TASK TO COMPLETE
Identify each line in the records below that contains the word "icon", and copy it.
— BEGIN RAW RECORDS —
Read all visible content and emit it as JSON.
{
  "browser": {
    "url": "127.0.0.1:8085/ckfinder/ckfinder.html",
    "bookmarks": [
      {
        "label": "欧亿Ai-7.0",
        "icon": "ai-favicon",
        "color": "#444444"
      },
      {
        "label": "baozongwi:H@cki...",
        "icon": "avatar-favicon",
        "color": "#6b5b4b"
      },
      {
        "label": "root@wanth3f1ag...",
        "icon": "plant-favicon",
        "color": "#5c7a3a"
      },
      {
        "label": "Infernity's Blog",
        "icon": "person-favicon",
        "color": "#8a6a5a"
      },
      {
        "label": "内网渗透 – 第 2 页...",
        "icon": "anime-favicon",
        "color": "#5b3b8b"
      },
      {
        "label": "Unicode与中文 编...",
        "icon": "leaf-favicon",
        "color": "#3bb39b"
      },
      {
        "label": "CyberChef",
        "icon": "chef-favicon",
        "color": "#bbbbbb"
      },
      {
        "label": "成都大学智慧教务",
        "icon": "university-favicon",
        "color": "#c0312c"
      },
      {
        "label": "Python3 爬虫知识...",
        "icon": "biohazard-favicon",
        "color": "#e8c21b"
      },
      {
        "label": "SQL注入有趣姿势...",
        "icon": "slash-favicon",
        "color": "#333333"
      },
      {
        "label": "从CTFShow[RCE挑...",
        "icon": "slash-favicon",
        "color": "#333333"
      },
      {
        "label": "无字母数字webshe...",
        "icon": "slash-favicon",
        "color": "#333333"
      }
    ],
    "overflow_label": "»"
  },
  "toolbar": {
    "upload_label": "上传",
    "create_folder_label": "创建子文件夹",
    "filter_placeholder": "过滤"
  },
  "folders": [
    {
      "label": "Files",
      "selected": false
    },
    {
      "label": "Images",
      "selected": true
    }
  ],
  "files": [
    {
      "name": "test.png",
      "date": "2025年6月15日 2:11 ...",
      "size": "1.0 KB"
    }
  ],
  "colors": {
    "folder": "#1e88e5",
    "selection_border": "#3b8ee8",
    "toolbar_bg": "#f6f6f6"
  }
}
— END RAW RECORDS —
WORKED SOLUTION
        "icon": "ai-favicon",
        "icon": "avatar-favicon",
        "icon": "plant-favicon",
        "icon": "person-favicon",
        "icon": "anime-favicon",
        "icon": "leaf-favicon",
        "icon": "chef-favicon",
        "icon": "university-favicon",
        "icon": "biohazard-favicon",
        "icon": "slash-favicon",
        "icon": "slash-favicon",
        "icon": "slash-favicon",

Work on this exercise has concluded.